Dataset excerpt:
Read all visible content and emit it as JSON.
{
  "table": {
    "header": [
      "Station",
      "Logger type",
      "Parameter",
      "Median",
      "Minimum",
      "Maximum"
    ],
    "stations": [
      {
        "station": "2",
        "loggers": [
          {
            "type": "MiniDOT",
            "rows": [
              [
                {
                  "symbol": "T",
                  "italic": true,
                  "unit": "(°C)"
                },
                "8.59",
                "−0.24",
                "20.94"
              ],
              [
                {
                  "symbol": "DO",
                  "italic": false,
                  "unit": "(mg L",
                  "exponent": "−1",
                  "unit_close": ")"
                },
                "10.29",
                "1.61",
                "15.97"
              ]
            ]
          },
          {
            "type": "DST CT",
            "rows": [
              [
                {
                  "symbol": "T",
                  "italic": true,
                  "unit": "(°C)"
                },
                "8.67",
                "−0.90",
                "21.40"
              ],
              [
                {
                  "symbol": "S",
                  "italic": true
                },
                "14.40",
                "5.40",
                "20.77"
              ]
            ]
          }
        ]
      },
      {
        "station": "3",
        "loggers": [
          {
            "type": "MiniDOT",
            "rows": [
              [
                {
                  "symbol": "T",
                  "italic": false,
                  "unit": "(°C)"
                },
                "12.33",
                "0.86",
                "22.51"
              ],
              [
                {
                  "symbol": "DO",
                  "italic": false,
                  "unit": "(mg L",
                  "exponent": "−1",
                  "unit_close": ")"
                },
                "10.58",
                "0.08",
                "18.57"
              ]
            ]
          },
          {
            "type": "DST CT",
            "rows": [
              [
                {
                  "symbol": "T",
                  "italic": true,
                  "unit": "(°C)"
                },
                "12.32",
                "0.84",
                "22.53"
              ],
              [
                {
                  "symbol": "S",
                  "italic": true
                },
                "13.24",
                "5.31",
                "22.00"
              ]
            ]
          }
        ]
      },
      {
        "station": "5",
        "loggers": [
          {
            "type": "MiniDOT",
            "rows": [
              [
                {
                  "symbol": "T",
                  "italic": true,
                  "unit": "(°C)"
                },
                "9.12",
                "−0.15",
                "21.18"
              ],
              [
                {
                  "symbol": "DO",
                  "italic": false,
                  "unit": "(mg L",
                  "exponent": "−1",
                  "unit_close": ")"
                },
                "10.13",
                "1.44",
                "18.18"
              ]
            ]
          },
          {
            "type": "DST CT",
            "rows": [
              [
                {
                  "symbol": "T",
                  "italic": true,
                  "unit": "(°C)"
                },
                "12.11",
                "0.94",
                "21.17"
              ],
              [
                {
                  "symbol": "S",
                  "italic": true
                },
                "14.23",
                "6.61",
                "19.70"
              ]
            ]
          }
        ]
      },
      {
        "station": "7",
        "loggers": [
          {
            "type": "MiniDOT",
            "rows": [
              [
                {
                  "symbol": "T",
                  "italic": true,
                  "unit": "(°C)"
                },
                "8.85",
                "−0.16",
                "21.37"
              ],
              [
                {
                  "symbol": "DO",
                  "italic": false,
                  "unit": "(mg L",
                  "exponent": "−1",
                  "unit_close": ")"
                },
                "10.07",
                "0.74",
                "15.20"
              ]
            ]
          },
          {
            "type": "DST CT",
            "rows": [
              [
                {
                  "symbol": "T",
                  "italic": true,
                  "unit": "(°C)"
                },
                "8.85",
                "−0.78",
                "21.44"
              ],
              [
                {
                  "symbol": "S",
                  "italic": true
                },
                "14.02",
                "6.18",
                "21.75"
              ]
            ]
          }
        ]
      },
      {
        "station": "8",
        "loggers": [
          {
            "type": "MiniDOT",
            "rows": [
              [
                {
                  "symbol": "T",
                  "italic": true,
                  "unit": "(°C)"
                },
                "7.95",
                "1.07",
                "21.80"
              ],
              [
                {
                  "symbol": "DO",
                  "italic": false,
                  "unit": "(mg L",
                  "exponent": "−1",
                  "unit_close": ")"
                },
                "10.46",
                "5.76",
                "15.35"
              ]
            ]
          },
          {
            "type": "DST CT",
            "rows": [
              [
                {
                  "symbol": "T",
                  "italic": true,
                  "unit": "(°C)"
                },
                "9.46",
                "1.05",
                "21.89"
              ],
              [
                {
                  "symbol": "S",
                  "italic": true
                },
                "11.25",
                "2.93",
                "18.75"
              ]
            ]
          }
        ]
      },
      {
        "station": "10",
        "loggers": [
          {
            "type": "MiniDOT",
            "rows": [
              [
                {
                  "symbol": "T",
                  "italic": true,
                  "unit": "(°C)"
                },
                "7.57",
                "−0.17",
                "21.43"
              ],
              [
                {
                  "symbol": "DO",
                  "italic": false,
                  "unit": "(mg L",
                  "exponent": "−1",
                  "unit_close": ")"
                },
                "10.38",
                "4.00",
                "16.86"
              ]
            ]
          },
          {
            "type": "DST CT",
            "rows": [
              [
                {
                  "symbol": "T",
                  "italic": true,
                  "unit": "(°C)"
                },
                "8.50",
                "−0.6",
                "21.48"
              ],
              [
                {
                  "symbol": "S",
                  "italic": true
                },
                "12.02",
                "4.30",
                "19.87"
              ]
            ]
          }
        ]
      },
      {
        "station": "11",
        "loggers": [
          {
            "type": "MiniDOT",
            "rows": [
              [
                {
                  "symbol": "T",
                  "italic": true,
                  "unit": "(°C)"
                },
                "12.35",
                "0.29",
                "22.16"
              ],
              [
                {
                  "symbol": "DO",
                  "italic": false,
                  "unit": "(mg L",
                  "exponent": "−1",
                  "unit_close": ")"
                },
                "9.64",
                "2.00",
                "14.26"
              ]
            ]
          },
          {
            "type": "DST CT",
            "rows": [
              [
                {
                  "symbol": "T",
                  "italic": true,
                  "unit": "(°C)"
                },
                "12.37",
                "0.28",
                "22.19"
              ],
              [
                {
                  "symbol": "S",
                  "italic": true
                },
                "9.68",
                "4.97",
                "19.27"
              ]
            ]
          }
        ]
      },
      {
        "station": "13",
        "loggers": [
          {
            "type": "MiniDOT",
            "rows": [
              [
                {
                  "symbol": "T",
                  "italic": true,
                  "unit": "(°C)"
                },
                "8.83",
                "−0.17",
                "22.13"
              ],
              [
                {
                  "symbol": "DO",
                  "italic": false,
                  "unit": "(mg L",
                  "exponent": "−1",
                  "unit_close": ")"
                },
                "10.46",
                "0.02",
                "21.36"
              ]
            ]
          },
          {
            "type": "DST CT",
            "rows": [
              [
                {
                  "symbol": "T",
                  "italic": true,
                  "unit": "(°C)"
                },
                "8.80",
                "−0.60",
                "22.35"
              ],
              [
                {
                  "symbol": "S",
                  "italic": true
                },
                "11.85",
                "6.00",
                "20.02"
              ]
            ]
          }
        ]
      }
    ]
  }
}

EXERCISE DETAILS:
Restate the listing in full, word for word.

WORKED SOLUTION:
Read all visible content and emit it as JSON.
{
  "table": {
    "header": [
      "Station",
      "Logger type",
      "Parameter",
      "Median",
      "Minimum",
      "Maximum"
    ],
    "stations": [
      {
        "station": "2",
        "loggers": [
          {
            "type": "MiniDOT",
            "rows": [
              [
                {
                  "symbol": "T",
                  "italic": true,
                  "unit": "(°C)"
                },
                "8.59",
                "−0.24",
                "20.94"
              ],
              [
                {
                  "symbol": "DO",
                  "italic": false,
                  "unit": "(mg L",
                  "exponent": "−1",
                  "unit_close": ")"
                },
                "10.29",
                "1.61",
                "15.97"
              ]
            ]
          },
          {
            "type": "DST CT",
            "rows": [
              [
                {
                  "symbol": "T",
                  "italic": true,
                  "unit": "(°C)"
                },
                "8.67",
                "−0.90",
                "21.40"
              ],
              [
                {
                  "symbol": "S",
                  "italic": true
                },
                "14.40",
                "5.40",
                "20.77"
              ]
            ]
          }
        ]
      },
      {
        "station": "3",
        "loggers": [
          {
            "type": "MiniDOT",
            "rows": [
              [
                {
                  "symbol": "T",
                  "italic": false,
                  "unit": "(°C)"
                },
                "12.33",
                "0.86",
                "22.51"
              ],
              [
                {
                  "symbol": "DO",
                  "italic": false,
                  "unit": "(mg L",
                  "exponent": "−1",
                  "unit_close": ")"
                },
                "10.58",
                "0.08",
                "18.57"
              ]
            ]
          },
          {
            "type": "DST CT",
            "rows": [
              [
                {
                  "symbol": "T",
                  "italic": true,
                  "unit": "(°C)"
                },
                "12.32",
                "0.84",
                "22.53"
              ],
              [
                {
                  "symbol": "S",
                  "italic": true
                },
                "13.24",
                "5.31",
                "22.00"
              ]
            ]
          }
        ]
      },
      {
        "station": "5",
        "loggers": [
          {
            "type": "MiniDOT",
            "rows": [
              [
                {
                  "symbol": "T",
                  "italic": true,
                  "unit": "(°C)"
                },
                "9.12",
                "−0.15",
                "21.18"
              ],
              [
                {
                  "symbol": "DO",
                  "italic": false,
                  "unit": "(mg L",
                  "exponent": "−1",
                  "unit_close": ")"
                },
                "10.13",
                "1.44",
                "18.18"
              ]
            ]
          },
          {
            "type": "DST CT",
            "rows": [
              [
                {
                  "symbol": "T",
                  "italic": true,
                  "unit": "(°C)"
                },
                "12.11",
                "0.94",
                "21.17"
              ],
              [
                {
                  "symbol": "S",
                  "italic": true
                },
                "14.23",
                "6.61",
                "19.70"
              ]
            ]
          }
        ]
      },
      {
        "station": "7",
        "loggers": [
          {
            "type": "MiniDOT",
            "rows": [
              [
                {
                  "symbol": "T",
                  "italic": true,
                  "unit": "(°C)"
                },
                "8.85",
                "−0.16",
                "21.37"
              ],
              [
                {
                  "symbol": "DO",
                  "italic": false,
                  "unit": "(mg L",
                  "exponent": "−1",
                  "unit_close": ")"
                },
                "10.07",
                "0.74",
                "15.20"
              ]
            ]
          },
          {
            "type": "DST CT",
            "rows": [
              [
                {
                  "symbol": "T",
                  "italic": true,
                  "unit": "(°C)"
                },
                "8.85",
                "−0.78",
                "21.44"
              ],
              [
                {
                  "symbol": "S",
                  "italic": true
                },
                "14.02",
                "6.18",
                "21.75"
              ]
            ]
          }
        ]
      },
      {
        "station": "8",
        "loggers": [
          {
            "type": "MiniDOT",
            "rows": [
              [
                {
                  "symbol": "T",
                  "italic": true,
                  "unit": "(°C)"
                },
                "7.95",
                "1.07",
                "21.80"
              ],
              [
                {
                  "symbol": "DO",
                  "italic": false,
                  "unit": "(mg L",
                  "exponent": "−1",
                  "unit_close": ")"
                },
                "10.46",
                "5.76",
                "15.35"
              ]
            ]
          },
          {
            "type": "DST CT",
            "rows": [
              [
                {
                  "symbol": "T",
                  "italic": true,
                  "unit": "(°C)"
                },
                "9.46",
                "1.05",
                "21.89"
              ],
              [
                {
                  "symbol": "S",
                  "italic": true
                },
                "11.25",
                "2.93",
                "18.75"
              ]
            ]
          }
        ]
      },
      {
        "station": "10",
        "loggers": [
          {
            "type": "MiniDOT",
            "rows": [
              [
                {
                  "symbol": "T",
                  "italic": true,
                  "unit": "(°C)"
                },
                "7.57",
                "−0.17",
                "21.43"
              ],
              [
                {
                  "symbol": "DO",
                  "italic": false,
                  "unit": "(mg L",
                  "exponent": "−1",
                  "unit_close": ")"
                },
                "10.38",
                "4.00",
                "16.86"
              ]
            ]
          },
          {
            "type": "DST CT",
            "rows": [
              [
                {
                  "symbol": "T",
                  "italic": true,
                  "unit": "(°C)"
                },
                "8.50",
                "−0.6",
                "21.48"
              ],
              [
                {
                  "symbol": "S",
                  "italic": true
                },
                "12.02",
                "4.30",
                "19.87"
              ]
            ]
          }
        ]
      },
      {
        "station": "11",
        "loggers": [
          {
            "type": "MiniDOT",
            "rows": [
              [
                {
                  "symbol": "T",
                  "italic": true,
                  "unit": "(°C)"
                },
                "12.35",
                "0.29",
                "22.16"
              ],
              [
                {
                  "symbol": "DO",
                  "italic": false,
                  "unit": "(mg L",
                  "exponent": "−1",
                  "unit_close": ")"
                },
                "9.64",
                "2.00",
                "14.26"
              ]
            ]
          },
          {
            "type": "DST CT",
            "rows": [
              [
                {
                  "symbol": "T",
                  "italic": true,
                  "unit": "(°C)"
                },
                "12.37",
                "0.28",
                "22.19"
              ],
              [
                {
                  "symbol": "S",
                  "italic": true
                },
                "9.68",
                "4.97",
                "19.27"
              ]
            ]
          }
        ]
      },
      {
        "station": "13",
        "loggers": [
          {
            "type": "MiniDOT",
            "rows": [
              [
                {
                  "symbol": "T",
                  "italic": true,
                  "unit": "(°C)"
                },
                "8.83",
                "−0.17",
                "22.13"
              ],
              [
                {
                  "symbol": "DO",
                  "italic": false,
                  "unit": "(mg L",
                  "exponent": "−1",
                  "unit_close": ")"
                },
                "10.46",
                "0.02",
                "21.36"
              ]
            ]
          },
          {
            "type": "DST CT",
            "rows": [
              [
                {
                  "symbol": "T",
                  "italic": true,
                  "unit": "(°C)"
                },
                "8.80",
                "−0.60",
                "22.35"
              ],
              [
                {
                  "symbol": "S",
                  "italic": true
                },
                "11.85",
                "6.00",
                "20.02"
              ]
            ]
          }
        ]
      }
    ]
  }
}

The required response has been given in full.